Job:
Print all the entries verbatim.

Exercise input:
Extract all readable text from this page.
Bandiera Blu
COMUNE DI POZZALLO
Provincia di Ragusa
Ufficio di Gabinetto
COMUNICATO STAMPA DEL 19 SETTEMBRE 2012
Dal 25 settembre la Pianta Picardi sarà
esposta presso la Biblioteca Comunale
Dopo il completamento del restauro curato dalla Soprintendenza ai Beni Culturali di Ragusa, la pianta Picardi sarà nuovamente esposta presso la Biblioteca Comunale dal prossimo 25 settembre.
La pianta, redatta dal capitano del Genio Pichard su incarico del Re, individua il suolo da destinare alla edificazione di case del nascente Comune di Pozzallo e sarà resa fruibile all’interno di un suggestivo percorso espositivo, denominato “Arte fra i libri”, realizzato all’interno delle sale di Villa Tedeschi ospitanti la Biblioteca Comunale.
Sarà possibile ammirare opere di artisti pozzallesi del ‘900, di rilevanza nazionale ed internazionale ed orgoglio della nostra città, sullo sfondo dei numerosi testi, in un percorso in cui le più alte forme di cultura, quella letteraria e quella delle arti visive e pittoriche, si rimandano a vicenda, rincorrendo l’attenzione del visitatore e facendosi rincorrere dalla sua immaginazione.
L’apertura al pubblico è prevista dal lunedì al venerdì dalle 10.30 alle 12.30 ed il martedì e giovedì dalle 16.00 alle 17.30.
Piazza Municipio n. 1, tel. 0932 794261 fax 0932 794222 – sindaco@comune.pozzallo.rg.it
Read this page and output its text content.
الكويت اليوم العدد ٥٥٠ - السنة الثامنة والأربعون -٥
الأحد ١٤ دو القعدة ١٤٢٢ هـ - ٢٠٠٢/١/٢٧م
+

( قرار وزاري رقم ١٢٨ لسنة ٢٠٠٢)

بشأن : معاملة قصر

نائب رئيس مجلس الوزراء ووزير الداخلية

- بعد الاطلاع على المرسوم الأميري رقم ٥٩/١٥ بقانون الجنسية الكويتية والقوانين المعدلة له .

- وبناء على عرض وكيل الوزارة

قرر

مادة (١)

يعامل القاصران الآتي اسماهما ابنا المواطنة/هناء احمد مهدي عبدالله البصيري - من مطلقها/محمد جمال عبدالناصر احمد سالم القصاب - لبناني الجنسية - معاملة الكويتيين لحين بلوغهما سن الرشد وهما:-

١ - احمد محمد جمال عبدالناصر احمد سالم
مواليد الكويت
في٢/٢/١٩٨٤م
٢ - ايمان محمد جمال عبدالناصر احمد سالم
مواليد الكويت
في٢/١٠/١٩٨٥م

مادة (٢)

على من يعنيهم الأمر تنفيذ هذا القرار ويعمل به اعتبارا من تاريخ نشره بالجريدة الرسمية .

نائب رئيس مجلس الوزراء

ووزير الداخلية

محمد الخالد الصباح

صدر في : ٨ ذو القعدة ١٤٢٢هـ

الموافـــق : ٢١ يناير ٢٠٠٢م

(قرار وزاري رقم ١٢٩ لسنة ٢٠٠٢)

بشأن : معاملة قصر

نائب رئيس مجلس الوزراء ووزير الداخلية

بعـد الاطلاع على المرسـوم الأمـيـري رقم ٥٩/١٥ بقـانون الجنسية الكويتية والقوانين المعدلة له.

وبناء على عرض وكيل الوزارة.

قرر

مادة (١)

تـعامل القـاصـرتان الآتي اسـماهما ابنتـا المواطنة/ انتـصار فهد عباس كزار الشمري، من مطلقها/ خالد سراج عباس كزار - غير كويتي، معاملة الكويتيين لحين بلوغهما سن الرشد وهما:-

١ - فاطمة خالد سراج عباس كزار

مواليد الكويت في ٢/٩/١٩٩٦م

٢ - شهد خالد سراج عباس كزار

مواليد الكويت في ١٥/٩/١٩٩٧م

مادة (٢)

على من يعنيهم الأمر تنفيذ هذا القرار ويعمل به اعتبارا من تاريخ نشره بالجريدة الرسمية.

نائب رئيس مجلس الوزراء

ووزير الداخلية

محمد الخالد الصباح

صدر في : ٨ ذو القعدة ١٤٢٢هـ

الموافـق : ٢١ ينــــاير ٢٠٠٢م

Exercise solution:
Extract all readable text from this page.
Bandiera Blu
COMUNE DI POZZALLO
Provincia di Ragusa
Ufficio di Gabinetto
COMUNICATO STAMPA DEL 19 SETTEMBRE 2012
Dal 25 settembre la Pianta Picardi sarà
esposta presso la Biblioteca Comunale
Dopo il completamento del restauro curato dalla Soprintendenza ai Beni Culturali di Ragusa, la pianta Picardi sarà nuovamente esposta presso la Biblioteca Comunale dal prossimo 25 settembre.
La pianta, redatta dal capitano del Genio Pichard su incarico del Re, individua il suolo da destinare alla edificazione di case del nascente Comune di Pozzallo e sarà resa fruibile all’interno di un suggestivo percorso espositivo, denominato “Arte fra i libri”, realizzato all’interno delle sale di Villa Tedeschi ospitanti la Biblioteca Comunale.
Sarà possibile ammirare opere di artisti pozzallesi del ‘900, di rilevanza nazionale ed internazionale ed orgoglio della nostra città, sullo sfondo dei numerosi testi, in un percorso in cui le più alte forme di cultura, quella letteraria e quella delle arti visive e pittoriche, si rimandano a vicenda, rincorrendo l’attenzione del visitatore e facendosi rincorrere dalla sua immaginazione.
L’apertura al pubblico è prevista dal lunedì al venerdì dalle 10.30 alle 12.30 ed il martedì e giovedì dalle 16.00 alle 17.30.
Piazza Municipio n. 1, tel. 0932 794261 fax 0932 794222 – sindaco@comune.pozzallo.rg.it
Read this page and output its text content.
الكويت اليوم العدد ٥٥٠ - السنة الثامنة والأربعون -٥
الأحد ١٤ دو القعدة ١٤٢٢ هـ - ٢٠٠٢/١/٢٧م
+

( قرار وزاري رقم ١٢٨ لسنة ٢٠٠٢)

بشأن : معاملة قصر

نائب رئيس مجلس الوزراء ووزير الداخلية

- بعد الاطلاع على المرسوم الأميري رقم ٥٩/١٥ بقانون الجنسية الكويتية والقوانين المعدلة له .

- وبناء على عرض وكيل الوزارة

قرر

مادة (١)

يعامل القاصران الآتي اسماهما ابنا المواطنة/هناء احمد مهدي عبدالله البصيري - من مطلقها/محمد جمال عبدالناصر احمد سالم القصاب - لبناني الجنسية - معاملة الكويتيين لحين بلوغهما سن الرشد وهما:-

١ - احمد محمد جمال عبدالناصر احمد سالم
مواليد الكويت
في٢/٢/١٩٨٤م
٢ - ايمان محمد جمال عبدالناصر احمد سالم
مواليد الكويت
في٢/١٠/١٩٨٥م

مادة (٢)

على من يعنيهم الأمر تنفيذ هذا القرار ويعمل به اعتبارا من تاريخ نشره بالجريدة الرسمية .

نائب رئيس مجلس الوزراء

ووزير الداخلية

محمد الخالد الصباح

صدر في : ٨ ذو القعدة ١٤٢٢هـ

الموافـــق : ٢١ يناير ٢٠٠٢م

(قرار وزاري رقم ١٢٩ لسنة ٢٠٠٢)

بشأن : معاملة قصر

نائب رئيس مجلس الوزراء ووزير الداخلية

بعـد الاطلاع على المرسـوم الأمـيـري رقم ٥٩/١٥ بقـانون الجنسية الكويتية والقوانين المعدلة له.

وبناء على عرض وكيل الوزارة.

قرر

مادة (١)

تـعامل القـاصـرتان الآتي اسـماهما ابنتـا المواطنة/ انتـصار فهد عباس كزار الشمري، من مطلقها/ خالد سراج عباس كزار - غير كويتي، معاملة الكويتيين لحين بلوغهما سن الرشد وهما:-

١ - فاطمة خالد سراج عباس كزار

مواليد الكويت في ٢/٩/١٩٩٦م

٢ - شهد خالد سراج عباس كزار

مواليد الكويت في ١٥/٩/١٩٩٧م

مادة (٢)

على من يعنيهم الأمر تنفيذ هذا القرار ويعمل به اعتبارا من تاريخ نشره بالجريدة الرسمية.

نائب رئيس مجلس الوزراء

ووزير الداخلية

محمد الخالد الصباح

صدر في : ٨ ذو القعدة ١٤٢٢هـ

الموافـق : ٢١ ينــــاير ٢٠٠٢م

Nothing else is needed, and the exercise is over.